Stored entries
# # # # # # #

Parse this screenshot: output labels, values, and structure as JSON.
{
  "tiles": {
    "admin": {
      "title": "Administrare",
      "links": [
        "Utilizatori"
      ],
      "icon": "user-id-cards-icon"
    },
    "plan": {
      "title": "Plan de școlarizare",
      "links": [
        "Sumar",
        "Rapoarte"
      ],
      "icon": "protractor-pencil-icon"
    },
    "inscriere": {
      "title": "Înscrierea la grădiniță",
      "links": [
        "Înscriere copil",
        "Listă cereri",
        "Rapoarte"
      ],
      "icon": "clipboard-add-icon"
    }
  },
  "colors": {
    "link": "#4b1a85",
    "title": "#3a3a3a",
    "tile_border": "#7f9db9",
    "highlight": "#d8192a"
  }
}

# # # # # # #

Copy out each line of the material that holds the word "title".

      "title": "Administrare",
      "title": "Plan de școlarizare",
      "title": "Înscrierea la grădiniță",
    "title": "#3a3a3a",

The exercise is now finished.